Without the pictures, output the records below word for word.
-- start Material provided --
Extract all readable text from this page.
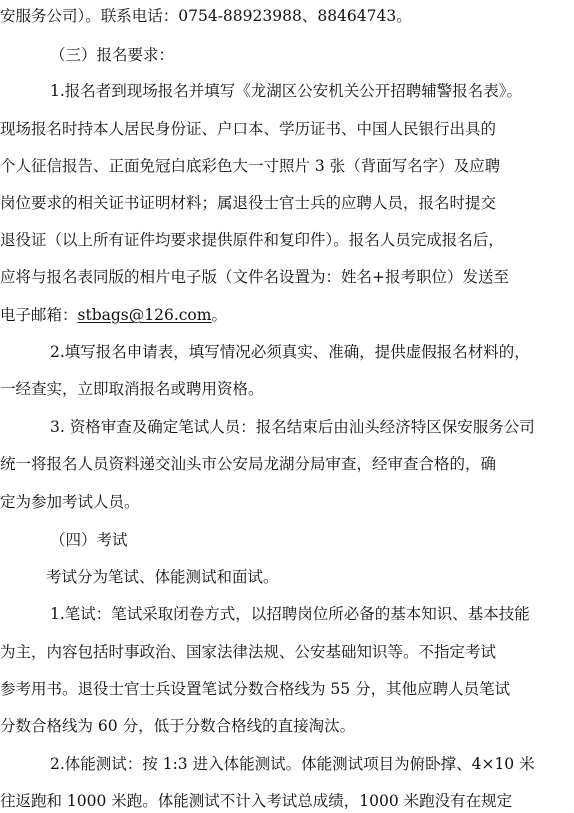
安服务公司）。联系电话：0754-88923988、88464743。
（三）报名要求：
1.报名者到现场报名并填写《龙湖区公安机关公开招聘辅警报名表》。
现场报名时持本人居民身份证、户口本、学历证书、中国人民银行出具的
个人征信报告、正面免冠白底彩色大一寸照片 3 张（背面写名字）及应聘
岗位要求的相关证书证明材料；属退役士官士兵的应聘人员，报名时提交
退役证（以上所有证件均要求提供原件和复印件）。报名人员完成报名后，
应将与报名表同版的相片电子版（文件名设置为：姓名+报考职位）发送至
电子邮箱：stbags@126.com。
2.填写报名申请表，填写情况必须真实、准确，提供虚假报名材料的，
一经查实，立即取消报名或聘用资格。
3. 资格审查及确定笔试人员：报名结束后由汕头经济特区保安服务公司
统一将报名人员资料递交汕头市公安局龙湖分局审查，经审查合格的，确
定为参加考试人员。
（四）考试
考试分为笔试、体能测试和面试。
1.笔试：笔试采取闭卷方式，以招聘岗位所必备的基本知识、基本技能
为主，内容包括时事政治、国家法律法规、公安基础知识等。不指定考试
参考用书。退役士官士兵设置笔试分数合格线为 55 分，其他应聘人员笔试
分数合格线为 60 分，低于分数合格线的直接淘汰。
2.体能测试：按 1:3 进入体能测试。体能测试项目为俯卧撑、4×10 米
往返跑和 1000 米跑。体能测试不计入考试总成绩，1000 米跑没有在规定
-- end Material provided --
- [Answer to this task]
Extract all readable text from this page.
安服务公司）。联系电话：0754-88923988、88464743。
（三）报名要求：
1.报名者到现场报名并填写《龙湖区公安机关公开招聘辅警报名表》。
现场报名时持本人居民身份证、户口本、学历证书、中国人民银行出具的
个人征信报告、正面免冠白底彩色大一寸照片 3 张（背面写名字）及应聘
岗位要求的相关证书证明材料；属退役士官士兵的应聘人员，报名时提交
退役证（以上所有证件均要求提供原件和复印件）。报名人员完成报名后，
应将与报名表同版的相片电子版（文件名设置为：姓名+报考职位）发送至
电子邮箱：stbags@126.com。
2.填写报名申请表，填写情况必须真实、准确，提供虚假报名材料的，
一经查实，立即取消报名或聘用资格。
3. 资格审查及确定笔试人员：报名结束后由汕头经济特区保安服务公司
统一将报名人员资料递交汕头市公安局龙湖分局审查，经审查合格的，确
定为参加考试人员。
（四）考试
考试分为笔试、体能测试和面试。
1.笔试：笔试采取闭卷方式，以招聘岗位所必备的基本知识、基本技能
为主，内容包括时事政治、国家法律法规、公安基础知识等。不指定考试
参考用书。退役士官士兵设置笔试分数合格线为 55 分，其他应聘人员笔试
分数合格线为 60 分，低于分数合格线的直接淘汰。
2.体能测试：按 1:3 进入体能测试。体能测试项目为俯卧撑、4×10 米
往返跑和 1000 米跑。体能测试不计入考试总成绩，1000 米跑没有在规定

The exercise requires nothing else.